WHAT IS REQUIRED: Present each line of the entries below that holds the word "学生读书心得".

===== DATA PROVIDED =====

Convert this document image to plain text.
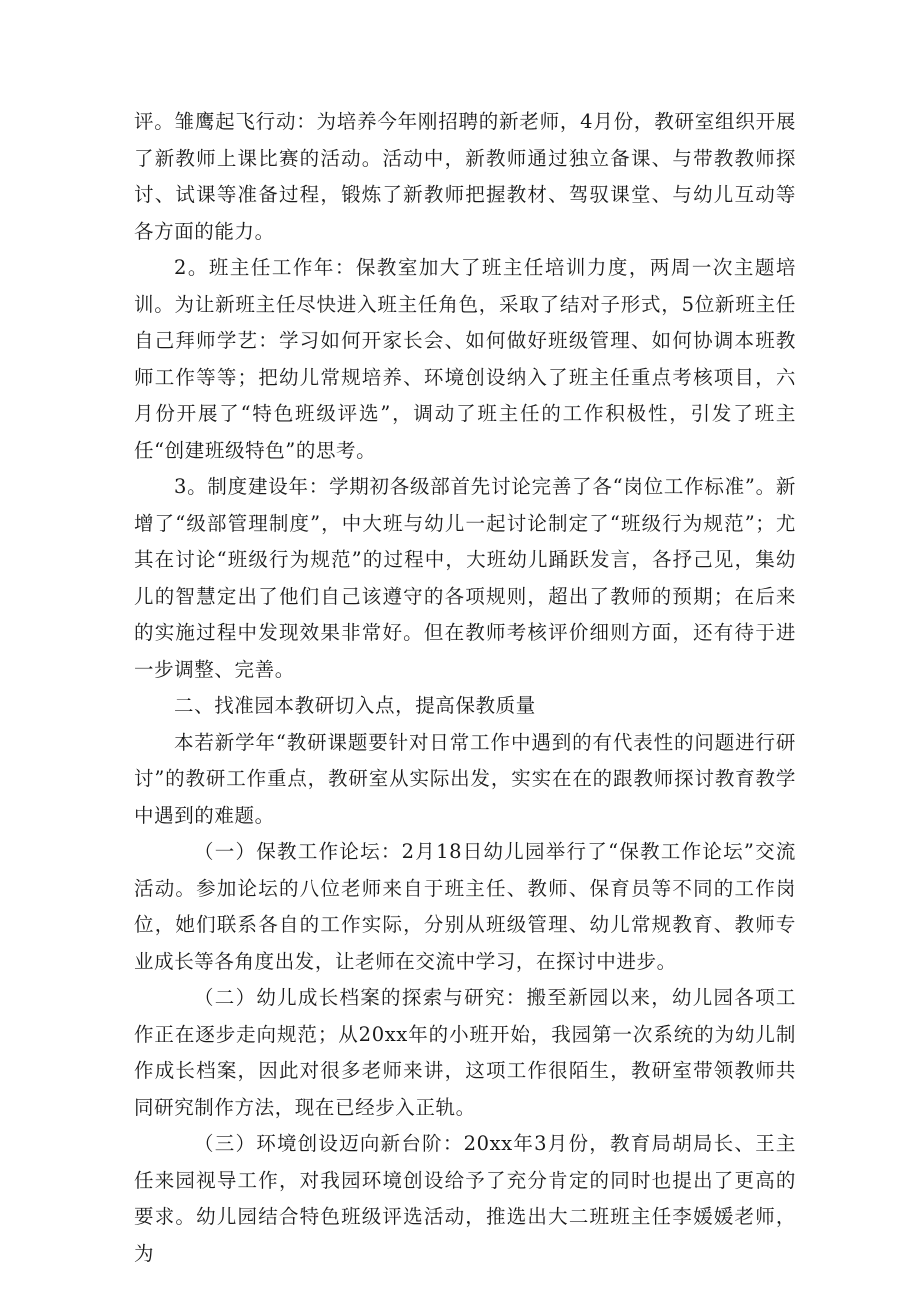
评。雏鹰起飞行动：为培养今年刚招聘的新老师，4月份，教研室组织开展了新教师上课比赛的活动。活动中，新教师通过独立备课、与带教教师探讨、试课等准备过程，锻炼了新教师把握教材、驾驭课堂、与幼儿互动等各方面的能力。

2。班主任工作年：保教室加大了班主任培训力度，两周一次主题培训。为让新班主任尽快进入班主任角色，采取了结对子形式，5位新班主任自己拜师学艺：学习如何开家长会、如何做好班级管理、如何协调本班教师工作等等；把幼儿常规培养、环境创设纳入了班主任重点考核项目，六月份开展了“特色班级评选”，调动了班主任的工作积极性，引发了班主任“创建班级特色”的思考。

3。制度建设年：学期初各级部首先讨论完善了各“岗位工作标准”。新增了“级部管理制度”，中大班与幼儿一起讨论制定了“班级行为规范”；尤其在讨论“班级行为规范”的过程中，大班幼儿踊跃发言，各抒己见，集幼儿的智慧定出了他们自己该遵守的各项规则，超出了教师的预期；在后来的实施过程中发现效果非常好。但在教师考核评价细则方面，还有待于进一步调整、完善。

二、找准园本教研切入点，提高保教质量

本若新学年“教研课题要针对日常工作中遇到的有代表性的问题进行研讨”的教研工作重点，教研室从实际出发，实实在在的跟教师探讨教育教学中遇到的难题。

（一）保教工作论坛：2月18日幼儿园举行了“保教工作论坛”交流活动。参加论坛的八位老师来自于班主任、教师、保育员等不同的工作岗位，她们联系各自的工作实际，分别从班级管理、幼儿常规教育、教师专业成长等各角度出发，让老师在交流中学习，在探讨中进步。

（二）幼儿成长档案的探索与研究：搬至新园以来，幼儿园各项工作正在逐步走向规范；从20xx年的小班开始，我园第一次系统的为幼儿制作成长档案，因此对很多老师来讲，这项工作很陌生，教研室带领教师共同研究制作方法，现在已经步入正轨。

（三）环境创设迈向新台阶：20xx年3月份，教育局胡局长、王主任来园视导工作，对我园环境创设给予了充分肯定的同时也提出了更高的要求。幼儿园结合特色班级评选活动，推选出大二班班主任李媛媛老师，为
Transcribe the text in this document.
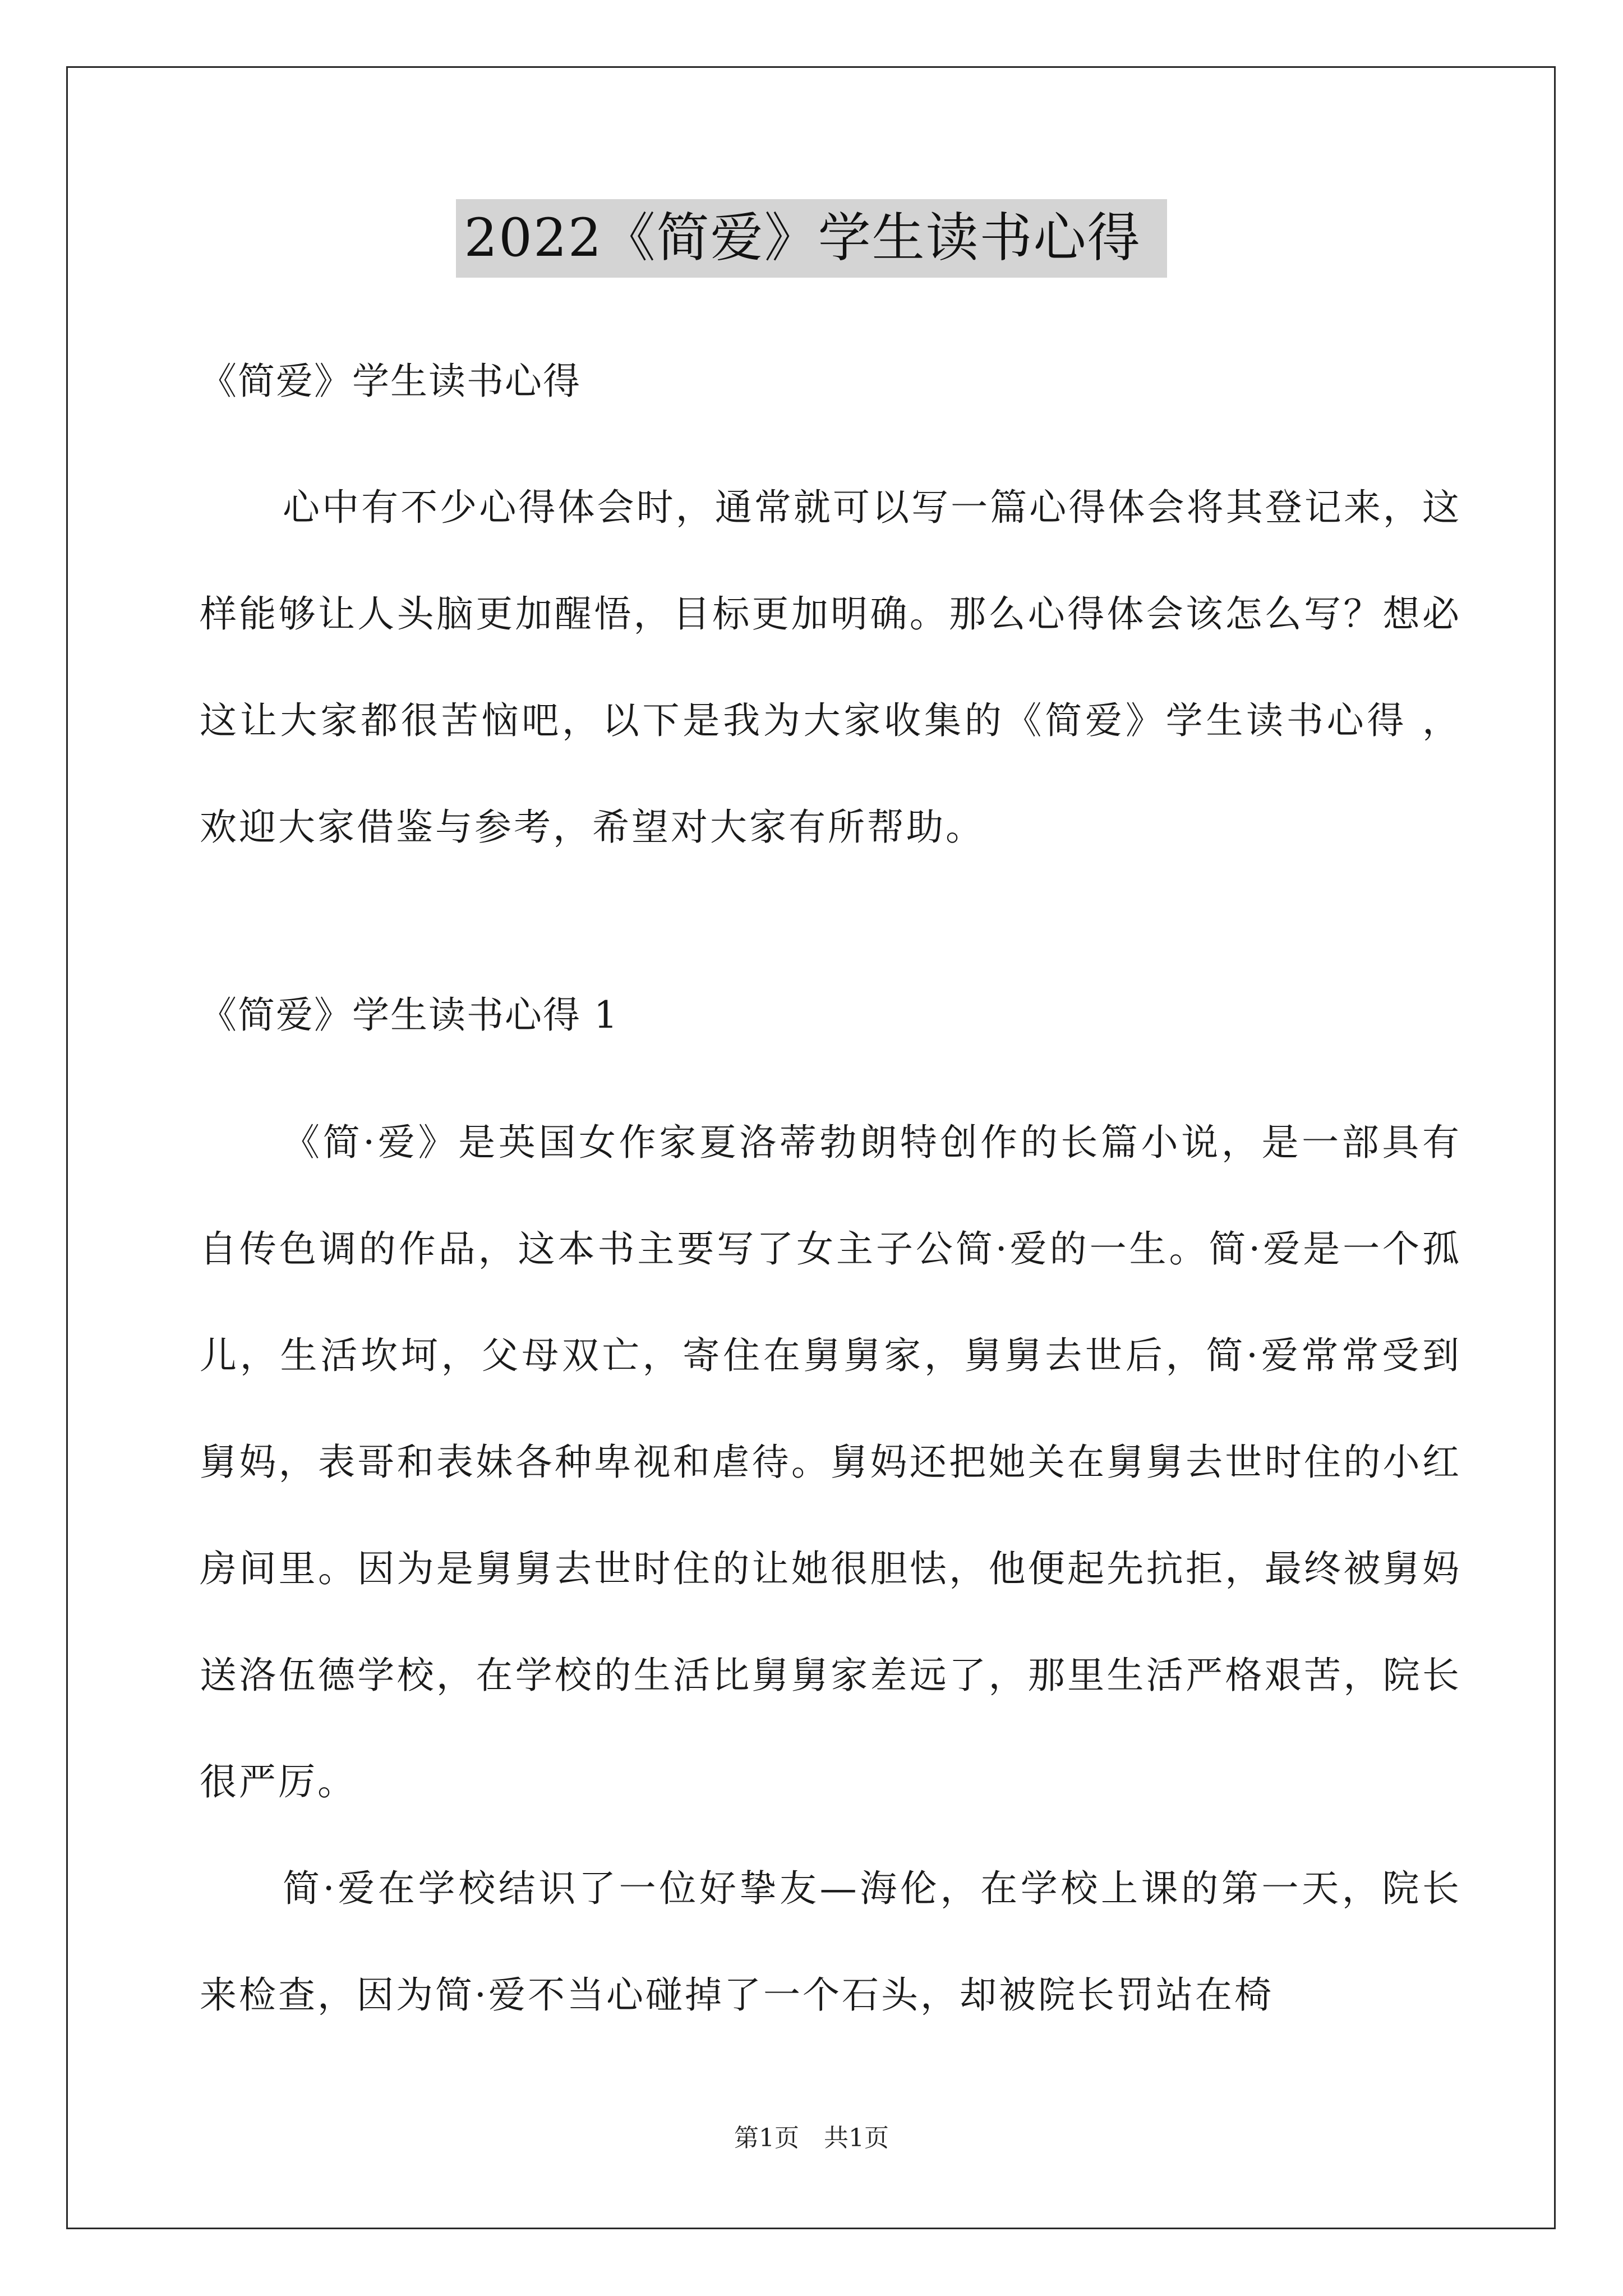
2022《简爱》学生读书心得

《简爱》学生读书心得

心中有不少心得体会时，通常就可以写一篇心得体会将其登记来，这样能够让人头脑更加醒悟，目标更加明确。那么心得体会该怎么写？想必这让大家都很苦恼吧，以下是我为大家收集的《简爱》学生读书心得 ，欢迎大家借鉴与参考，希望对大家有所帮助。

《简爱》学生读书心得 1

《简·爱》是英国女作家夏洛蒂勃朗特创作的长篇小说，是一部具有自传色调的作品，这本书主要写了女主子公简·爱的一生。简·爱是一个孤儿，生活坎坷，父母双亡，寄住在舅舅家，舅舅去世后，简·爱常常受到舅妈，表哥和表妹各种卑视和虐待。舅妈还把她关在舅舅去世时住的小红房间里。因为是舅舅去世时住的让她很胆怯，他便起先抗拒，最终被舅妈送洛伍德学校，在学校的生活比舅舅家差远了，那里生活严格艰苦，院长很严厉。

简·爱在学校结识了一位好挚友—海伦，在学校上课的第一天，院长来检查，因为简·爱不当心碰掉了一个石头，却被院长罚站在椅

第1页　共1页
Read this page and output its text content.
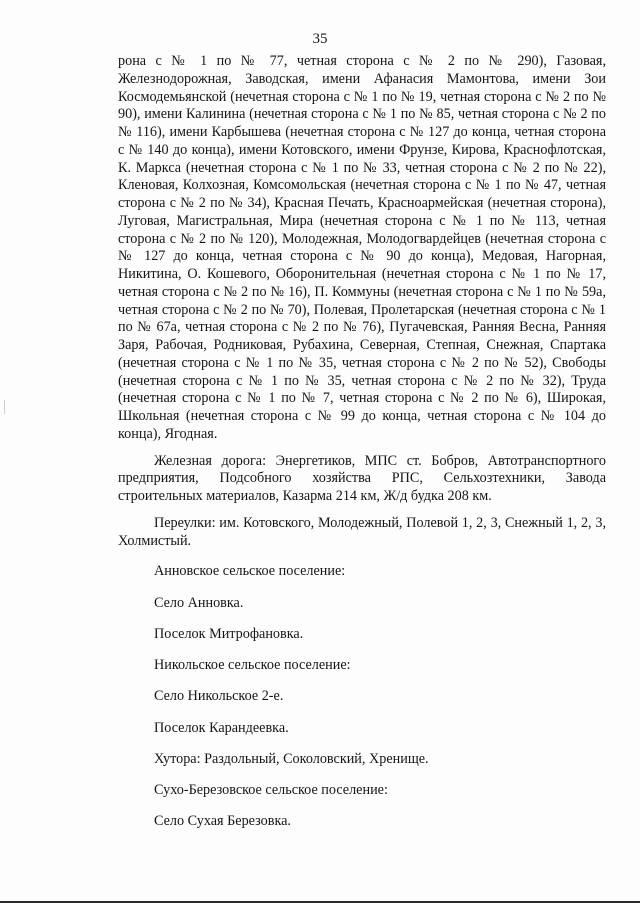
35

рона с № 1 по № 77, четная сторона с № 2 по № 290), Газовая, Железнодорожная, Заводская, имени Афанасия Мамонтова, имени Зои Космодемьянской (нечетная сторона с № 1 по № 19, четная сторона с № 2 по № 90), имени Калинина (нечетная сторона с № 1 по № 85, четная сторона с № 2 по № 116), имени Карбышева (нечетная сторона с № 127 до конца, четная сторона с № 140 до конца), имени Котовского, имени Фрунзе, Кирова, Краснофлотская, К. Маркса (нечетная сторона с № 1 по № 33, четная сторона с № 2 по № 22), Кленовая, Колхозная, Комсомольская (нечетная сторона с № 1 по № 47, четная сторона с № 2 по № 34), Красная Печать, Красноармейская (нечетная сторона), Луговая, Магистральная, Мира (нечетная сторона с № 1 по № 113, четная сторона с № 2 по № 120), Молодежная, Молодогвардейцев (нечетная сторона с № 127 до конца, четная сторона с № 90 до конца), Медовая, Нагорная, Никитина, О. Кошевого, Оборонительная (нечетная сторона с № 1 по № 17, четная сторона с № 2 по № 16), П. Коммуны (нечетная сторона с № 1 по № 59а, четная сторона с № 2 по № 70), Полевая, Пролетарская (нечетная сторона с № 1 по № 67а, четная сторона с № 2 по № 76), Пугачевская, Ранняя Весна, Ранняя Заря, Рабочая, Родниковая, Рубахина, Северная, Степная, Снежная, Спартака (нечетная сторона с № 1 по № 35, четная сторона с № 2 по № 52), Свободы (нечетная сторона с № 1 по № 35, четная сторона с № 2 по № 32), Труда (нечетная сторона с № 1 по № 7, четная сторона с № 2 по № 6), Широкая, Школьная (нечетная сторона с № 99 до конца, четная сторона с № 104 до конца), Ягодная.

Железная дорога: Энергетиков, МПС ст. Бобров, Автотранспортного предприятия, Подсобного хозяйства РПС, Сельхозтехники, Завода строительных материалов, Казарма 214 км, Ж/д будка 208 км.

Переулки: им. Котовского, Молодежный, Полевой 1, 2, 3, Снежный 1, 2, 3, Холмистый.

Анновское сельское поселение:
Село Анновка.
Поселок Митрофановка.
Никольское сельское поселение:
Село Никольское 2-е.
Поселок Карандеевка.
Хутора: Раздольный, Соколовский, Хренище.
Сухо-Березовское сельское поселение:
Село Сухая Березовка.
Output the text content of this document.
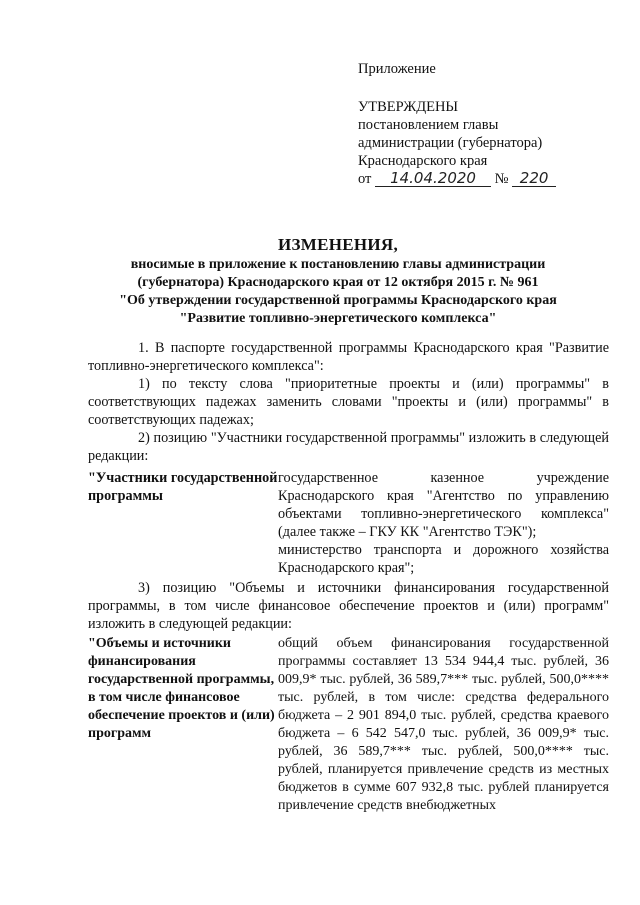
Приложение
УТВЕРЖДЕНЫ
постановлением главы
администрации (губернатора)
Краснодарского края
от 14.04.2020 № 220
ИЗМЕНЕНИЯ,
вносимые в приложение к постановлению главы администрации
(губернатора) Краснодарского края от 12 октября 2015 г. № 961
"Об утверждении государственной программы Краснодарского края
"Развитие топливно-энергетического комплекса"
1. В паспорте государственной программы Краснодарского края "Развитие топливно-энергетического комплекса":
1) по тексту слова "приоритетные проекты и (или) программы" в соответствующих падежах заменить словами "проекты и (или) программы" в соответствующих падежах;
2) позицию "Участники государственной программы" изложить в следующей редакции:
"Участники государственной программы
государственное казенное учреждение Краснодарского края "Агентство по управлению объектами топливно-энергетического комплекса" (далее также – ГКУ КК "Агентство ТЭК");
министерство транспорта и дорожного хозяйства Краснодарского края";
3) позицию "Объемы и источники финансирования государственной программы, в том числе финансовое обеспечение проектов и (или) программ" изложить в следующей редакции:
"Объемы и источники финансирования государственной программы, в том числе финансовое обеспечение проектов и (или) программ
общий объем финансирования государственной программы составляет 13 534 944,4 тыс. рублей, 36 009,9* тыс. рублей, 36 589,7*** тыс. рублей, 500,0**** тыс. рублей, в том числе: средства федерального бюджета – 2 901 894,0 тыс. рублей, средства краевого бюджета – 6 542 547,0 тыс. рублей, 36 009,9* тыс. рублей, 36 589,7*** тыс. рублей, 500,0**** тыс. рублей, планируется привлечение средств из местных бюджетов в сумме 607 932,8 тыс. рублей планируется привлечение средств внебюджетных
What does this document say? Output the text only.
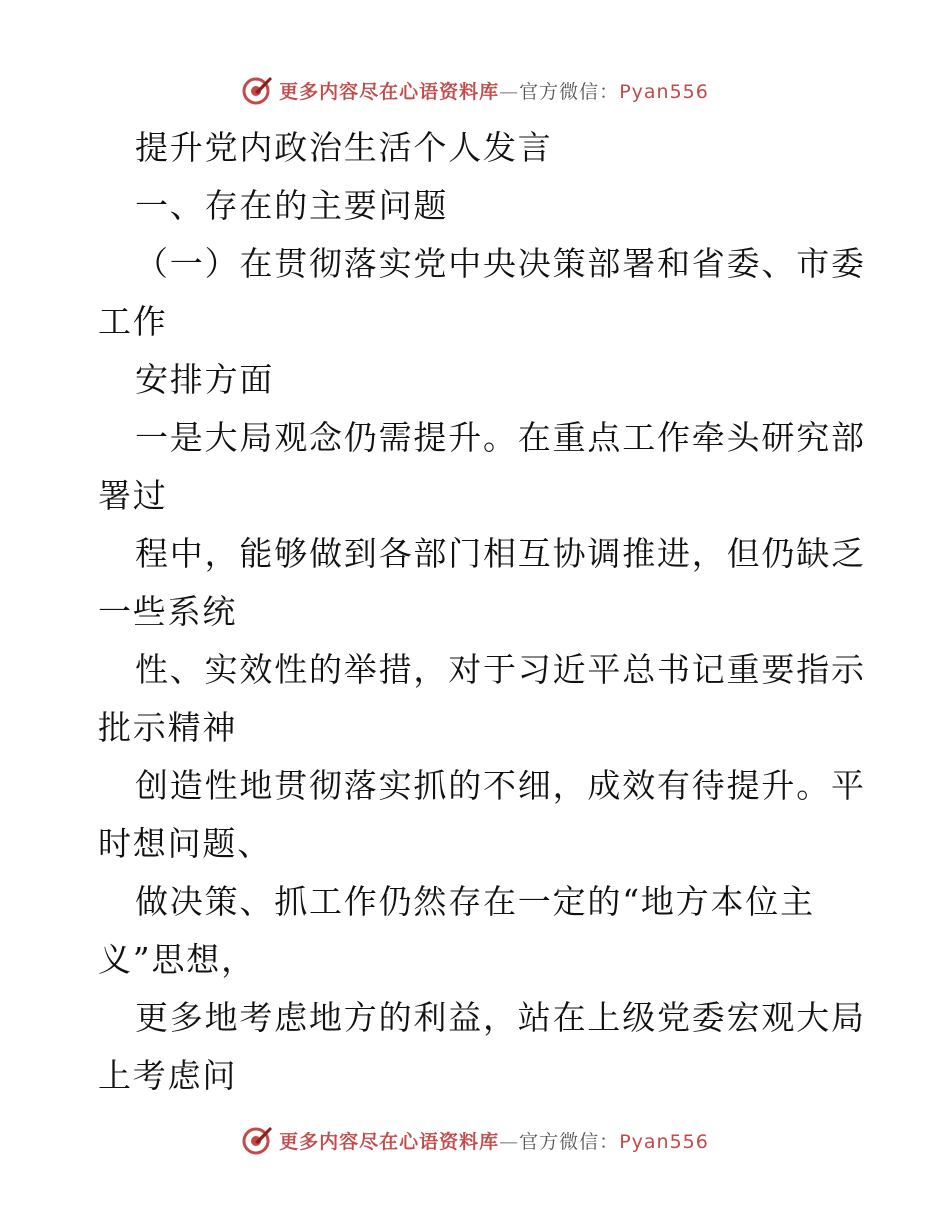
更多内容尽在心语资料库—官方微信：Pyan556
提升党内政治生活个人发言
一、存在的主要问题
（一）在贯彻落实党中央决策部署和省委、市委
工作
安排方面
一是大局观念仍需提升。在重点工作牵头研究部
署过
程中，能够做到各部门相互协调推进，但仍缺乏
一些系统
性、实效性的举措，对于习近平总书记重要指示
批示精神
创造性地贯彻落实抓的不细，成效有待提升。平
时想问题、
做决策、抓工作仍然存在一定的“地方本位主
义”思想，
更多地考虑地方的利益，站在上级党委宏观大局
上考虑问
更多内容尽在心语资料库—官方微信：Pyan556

=====

RESULT OF THIS EXERCISE:
2022《简爱》学生读书心得
《简爱》学生读书心得
心中有不少心得体会时，通常就可以写一篇心得体会将其登记来，这样能够让人头脑更加醒悟，目标更加明确。那么心得体会该怎么写？想必这让大家都很苦恼吧，以下是我为大家收集的《简爱》学生读书心得 ，欢迎大家借鉴与参考，希望对大家有所帮助。
《简爱》学生读书心得 1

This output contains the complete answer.